- [Assigned task]: Print the entries exactly; no image belongs in the copy.

- [Data listing]:
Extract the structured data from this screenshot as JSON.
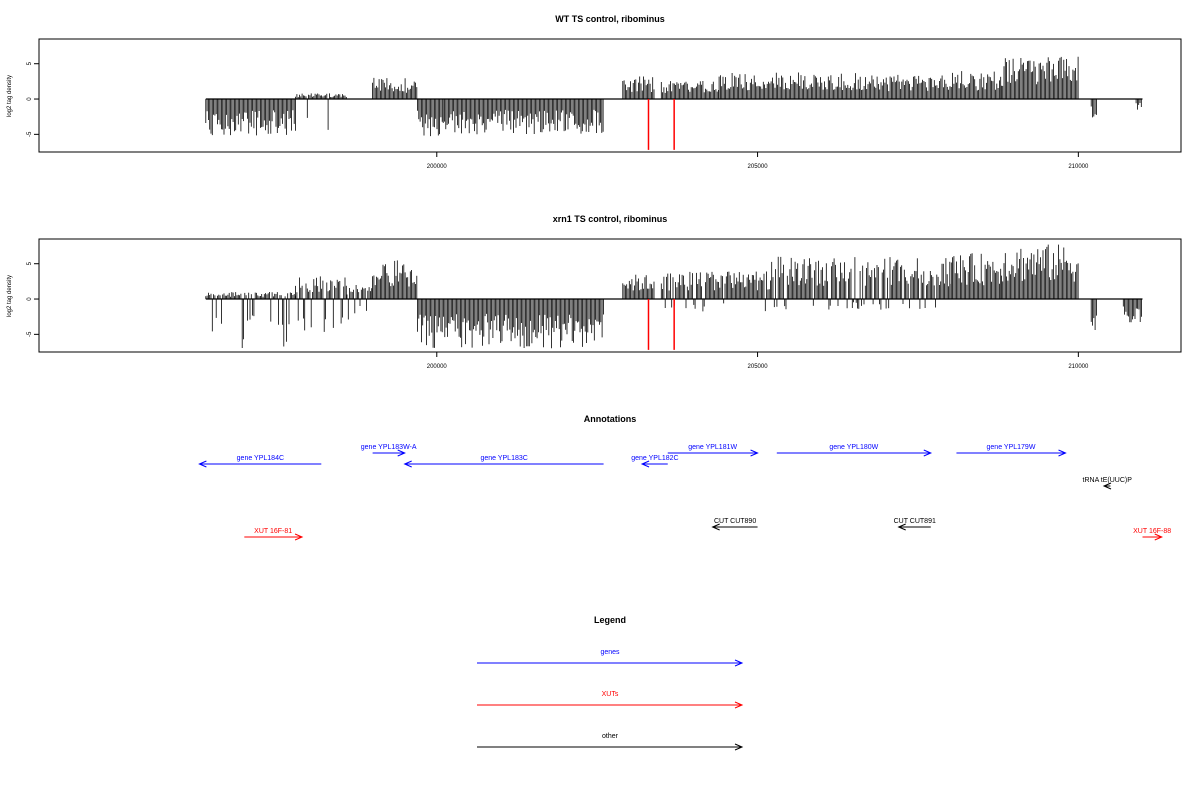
{
  "chart_data": [
    {
      "type": "bar",
      "title": "WT TS control, ribominus",
      "xlabel": "",
      "ylabel": "log2 tag density",
      "xlim": [
        193800,
        211600
      ],
      "ylim": [
        -7.5,
        8.5
      ],
      "x_ticks": [
        200000,
        205000,
        210000
      ],
      "x_tick_labels": [
        "200000",
        "205000",
        "210000"
      ],
      "y_ticks": [
        5,
        0,
        -5
      ],
      "y_tick_labels": [
        "5",
        "0",
        "-5"
      ],
      "baseline": [
        196400,
        211000
      ],
      "markers": [
        {
          "x": 203300,
          "y": -7.2,
          "color": "#ff0000"
        },
        {
          "x": 203700,
          "y": -7.2,
          "color": "#ff0000"
        }
      ],
      "bars": [
        {
          "x_start": 196400,
          "x_end": 197800,
          "min": -5.2,
          "max": -2.4
        },
        {
          "x_start": 197800,
          "x_end": 198600,
          "min": -4.8,
          "max": 0.8
        },
        {
          "x_start": 199000,
          "x_end": 199700,
          "min": 0.8,
          "max": 3.0
        },
        {
          "x_start": 199700,
          "x_end": 200100,
          "min": -5.5,
          "max": -1.5
        },
        {
          "x_start": 200100,
          "x_end": 202600,
          "min": -5.0,
          "max": -1.8
        },
        {
          "x_start": 202900,
          "x_end": 203400,
          "min": 0.8,
          "max": 3.2
        },
        {
          "x_start": 203500,
          "x_end": 204400,
          "min": 0.6,
          "max": 2.6
        },
        {
          "x_start": 204400,
          "x_end": 206600,
          "min": 0.5,
          "max": 3.8
        },
        {
          "x_start": 206600,
          "x_end": 208000,
          "min": 0.5,
          "max": 3.5
        },
        {
          "x_start": 208000,
          "x_end": 208800,
          "min": 1.0,
          "max": 4.0
        },
        {
          "x_start": 208800,
          "x_end": 210000,
          "min": 1.5,
          "max": 6.0
        },
        {
          "x_start": 210200,
          "x_end": 210300,
          "min": -2.6,
          "max": -0.2
        },
        {
          "x_start": 210900,
          "x_end": 211000,
          "min": -1.6,
          "max": -0.2
        }
      ]
    },
    {
      "type": "bar",
      "title": "xrn1 TS control, ribominus",
      "xlabel": "",
      "ylabel": "log2 tag density",
      "xlim": [
        193800,
        211600
      ],
      "ylim": [
        -7.5,
        8.5
      ],
      "x_ticks": [
        200000,
        205000,
        210000
      ],
      "x_tick_labels": [
        "200000",
        "205000",
        "210000"
      ],
      "y_ticks": [
        5,
        0,
        -5
      ],
      "y_tick_labels": [
        "5",
        "0",
        "-5"
      ],
      "baseline": [
        196400,
        211000
      ],
      "markers": [
        {
          "x": 203300,
          "y": -7.2,
          "color": "#ff0000"
        },
        {
          "x": 203700,
          "y": -7.2,
          "color": "#ff0000"
        }
      ],
      "bars": [
        {
          "x_start": 196400,
          "x_end": 197800,
          "min": -7.2,
          "max": 1.0
        },
        {
          "x_start": 197800,
          "x_end": 198600,
          "min": -4.8,
          "max": 3.2
        },
        {
          "x_start": 198600,
          "x_end": 199000,
          "min": -3.0,
          "max": 2.0
        },
        {
          "x_start": 199000,
          "x_end": 199700,
          "min": 0.5,
          "max": 5.5
        },
        {
          "x_start": 199700,
          "x_end": 202600,
          "min": -7.0,
          "max": -1.0
        },
        {
          "x_start": 202900,
          "x_end": 203400,
          "min": 0.5,
          "max": 3.5
        },
        {
          "x_start": 203500,
          "x_end": 205200,
          "min": -1.8,
          "max": 4.0
        },
        {
          "x_start": 205200,
          "x_end": 208000,
          "min": -1.5,
          "max": 6.0
        },
        {
          "x_start": 208000,
          "x_end": 208800,
          "min": 0.5,
          "max": 6.5
        },
        {
          "x_start": 208800,
          "x_end": 210000,
          "min": 1.0,
          "max": 7.8
        },
        {
          "x_start": 210200,
          "x_end": 210300,
          "min": -4.8,
          "max": -0.5
        },
        {
          "x_start": 210700,
          "x_end": 211000,
          "min": -3.5,
          "max": -0.5
        }
      ]
    },
    {
      "type": "other",
      "title": "Annotations",
      "xlim": [
        193800,
        211600
      ],
      "features": [
        {
          "label": "gene YPL184C",
          "x_start": 196300,
          "x_end": 198200,
          "direction": "left",
          "row": "upper",
          "color": "#0000ff"
        },
        {
          "label": "gene YPL183W-A",
          "x_start": 199000,
          "x_end": 199500,
          "direction": "right",
          "row": "top",
          "color": "#0000ff"
        },
        {
          "label": "gene YPL183C",
          "x_start": 199500,
          "x_end": 202600,
          "direction": "left",
          "row": "upper",
          "color": "#0000ff"
        },
        {
          "label": "gene YPL182C",
          "x_start": 203200,
          "x_end": 203600,
          "direction": "left",
          "row": "upper",
          "color": "#0000ff"
        },
        {
          "label": "gene YPL181W",
          "x_start": 203600,
          "x_end": 205000,
          "direction": "right",
          "row": "top",
          "color": "#0000ff"
        },
        {
          "label": "gene YPL180W",
          "x_start": 205300,
          "x_end": 207700,
          "direction": "right",
          "row": "top",
          "color": "#0000ff"
        },
        {
          "label": "gene YPL179W",
          "x_start": 208100,
          "x_end": 209800,
          "direction": "right",
          "row": "top",
          "color": "#0000ff"
        },
        {
          "label": "tRNA tE(UUC)P",
          "x_start": 210400,
          "x_end": 210500,
          "direction": "left",
          "row": "middle",
          "color": "#000000"
        },
        {
          "label": "CUT CUT890",
          "x_start": 204300,
          "x_end": 205000,
          "direction": "left",
          "row": "cut",
          "color": "#000000"
        },
        {
          "label": "CUT CUT891",
          "x_start": 207200,
          "x_end": 207700,
          "direction": "left",
          "row": "cut",
          "color": "#000000"
        },
        {
          "label": "XUT 16F-81",
          "x_start": 197000,
          "x_end": 197900,
          "direction": "right",
          "row": "xut",
          "color": "#ff0000"
        },
        {
          "label": "XUT 16F-88",
          "x_start": 211000,
          "x_end": 211300,
          "direction": "right",
          "row": "xut",
          "color": "#ff0000"
        }
      ]
    },
    {
      "type": "other",
      "title": "Legend",
      "entries": [
        {
          "label": "genes",
          "color": "#0000ff"
        },
        {
          "label": "XUTs",
          "color": "#ff0000"
        },
        {
          "label": "other",
          "color": "#000000"
        }
      ]
    }
  ]
}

- [Reply to the exercise]:
Extract the structured data from this screenshot as JSON.
{
  "chart_data": [
    {
      "type": "bar",
      "title": "WT TS control, ribominus",
      "xlabel": "",
      "ylabel": "log2 tag density",
      "xlim": [
        193800,
        211600
      ],
      "ylim": [
        -7.5,
        8.5
      ],
      "x_ticks": [
        200000,
        205000,
        210000
      ],
      "x_tick_labels": [
        "200000",
        "205000",
        "210000"
      ],
      "y_ticks": [
        5,
        0,
        -5
      ],
      "y_tick_labels": [
        "5",
        "0",
        "-5"
      ],
      "baseline": [
        196400,
        211000
      ],
      "markers": [
        {
          "x": 203300,
          "y": -7.2,
          "color": "#ff0000"
        },
        {
          "x": 203700,
          "y": -7.2,
          "color": "#ff0000"
        }
      ],
      "bars": [
        {
          "x_start": 196400,
          "x_end": 197800,
          "min": -5.2,
          "max": -2.4
        },
        {
          "x_start": 197800,
          "x_end": 198600,
          "min": -4.8,
          "max": 0.8
        },
        {
          "x_start": 199000,
          "x_end": 199700,
          "min": 0.8,
          "max": 3.0
        },
        {
          "x_start": 199700,
          "x_end": 200100,
          "min": -5.5,
          "max": -1.5
        },
        {
          "x_start": 200100,
          "x_end": 202600,
          "min": -5.0,
          "max": -1.8
        },
        {
          "x_start": 202900,
          "x_end": 203400,
          "min": 0.8,
          "max": 3.2
        },
        {
          "x_start": 203500,
          "x_end": 204400,
          "min": 0.6,
          "max": 2.6
        },
        {
          "x_start": 204400,
          "x_end": 206600,
          "min": 0.5,
          "max": 3.8
        },
        {
          "x_start": 206600,
          "x_end": 208000,
          "min": 0.5,
          "max": 3.5
        },
        {
          "x_start": 208000,
          "x_end": 208800,
          "min": 1.0,
          "max": 4.0
        },
        {
          "x_start": 208800,
          "x_end": 210000,
          "min": 1.5,
          "max": 6.0
        },
        {
          "x_start": 210200,
          "x_end": 210300,
          "min": -2.6,
          "max": -0.2
        },
        {
          "x_start": 210900,
          "x_end": 211000,
          "min": -1.6,
          "max": -0.2
        }
      ]
    },
    {
      "type": "bar",
      "title": "xrn1 TS control, ribominus",
      "xlabel": "",
      "ylabel": "log2 tag density",
      "xlim": [
        193800,
        211600
      ],
      "ylim": [
        -7.5,
        8.5
      ],
      "x_ticks": [
        200000,
        205000,
        210000
      ],
      "x_tick_labels": [
        "200000",
        "205000",
        "210000"
      ],
      "y_ticks": [
        5,
        0,
        -5
      ],
      "y_tick_labels": [
        "5",
        "0",
        "-5"
      ],
      "baseline": [
        196400,
        211000
      ],
      "markers": [
        {
          "x": 203300,
          "y": -7.2,
          "color": "#ff0000"
        },
        {
          "x": 203700,
          "y": -7.2,
          "color": "#ff0000"
        }
      ],
      "bars": [
        {
          "x_start": 196400,
          "x_end": 197800,
          "min": -7.2,
          "max": 1.0
        },
        {
          "x_start": 197800,
          "x_end": 198600,
          "min": -4.8,
          "max": 3.2
        },
        {
          "x_start": 198600,
          "x_end": 199000,
          "min": -3.0,
          "max": 2.0
        },
        {
          "x_start": 199000,
          "x_end": 199700,
          "min": 0.5,
          "max": 5.5
        },
        {
          "x_start": 199700,
          "x_end": 202600,
          "min": -7.0,
          "max": -1.0
        },
        {
          "x_start": 202900,
          "x_end": 203400,
          "min": 0.5,
          "max": 3.5
        },
        {
          "x_start": 203500,
          "x_end": 205200,
          "min": -1.8,
          "max": 4.0
        },
        {
          "x_start": 205200,
          "x_end": 208000,
          "min": -1.5,
          "max": 6.0
        },
        {
          "x_start": 208000,
          "x_end": 208800,
          "min": 0.5,
          "max": 6.5
        },
        {
          "x_start": 208800,
          "x_end": 210000,
          "min": 1.0,
          "max": 7.8
        },
        {
          "x_start": 210200,
          "x_end": 210300,
          "min": -4.8,
          "max": -0.5
        },
        {
          "x_start": 210700,
          "x_end": 211000,
          "min": -3.5,
          "max": -0.5
        }
      ]
    },
    {
      "type": "other",
      "title": "Annotations",
      "xlim": [
        193800,
        211600
      ],
      "features": [
        {
          "label": "gene YPL184C",
          "x_start": 196300,
          "x_end": 198200,
          "direction": "left",
          "row": "upper",
          "color": "#0000ff"
        },
        {
          "label": "gene YPL183W-A",
          "x_start": 199000,
          "x_end": 199500,
          "direction": "right",
          "row": "top",
          "color": "#0000ff"
        },
        {
          "label": "gene YPL183C",
          "x_start": 199500,
          "x_end": 202600,
          "direction": "left",
          "row": "upper",
          "color": "#0000ff"
        },
        {
          "label": "gene YPL182C",
          "x_start": 203200,
          "x_end": 203600,
          "direction": "left",
          "row": "upper",
          "color": "#0000ff"
        },
        {
          "label": "gene YPL181W",
          "x_start": 203600,
          "x_end": 205000,
          "direction": "right",
          "row": "top",
          "color": "#0000ff"
        },
        {
          "label": "gene YPL180W",
          "x_start": 205300,
          "x_end": 207700,
          "direction": "right",
          "row": "top",
          "color": "#0000ff"
        },
        {
          "label": "gene YPL179W",
          "x_start": 208100,
          "x_end": 209800,
          "direction": "right",
          "row": "top",
          "color": "#0000ff"
        },
        {
          "label": "tRNA tE(UUC)P",
          "x_start": 210400,
          "x_end": 210500,
          "direction": "left",
          "row": "middle",
          "color": "#000000"
        },
        {
          "label": "CUT CUT890",
          "x_start": 204300,
          "x_end": 205000,
          "direction": "left",
          "row": "cut",
          "color": "#000000"
        },
        {
          "label": "CUT CUT891",
          "x_start": 207200,
          "x_end": 207700,
          "direction": "left",
          "row": "cut",
          "color": "#000000"
        },
        {
          "label": "XUT 16F-81",
          "x_start": 197000,
          "x_end": 197900,
          "direction": "right",
          "row": "xut",
          "color": "#ff0000"
        },
        {
          "label": "XUT 16F-88",
          "x_start": 211000,
          "x_end": 211300,
          "direction": "right",
          "row": "xut",
          "color": "#ff0000"
        }
      ]
    },
    {
      "type": "other",
      "title": "Legend",
      "entries": [
        {
          "label": "genes",
          "color": "#0000ff"
        },
        {
          "label": "XUTs",
          "color": "#ff0000"
        },
        {
          "label": "other",
          "color": "#000000"
        }
      ]
    }
  ]
}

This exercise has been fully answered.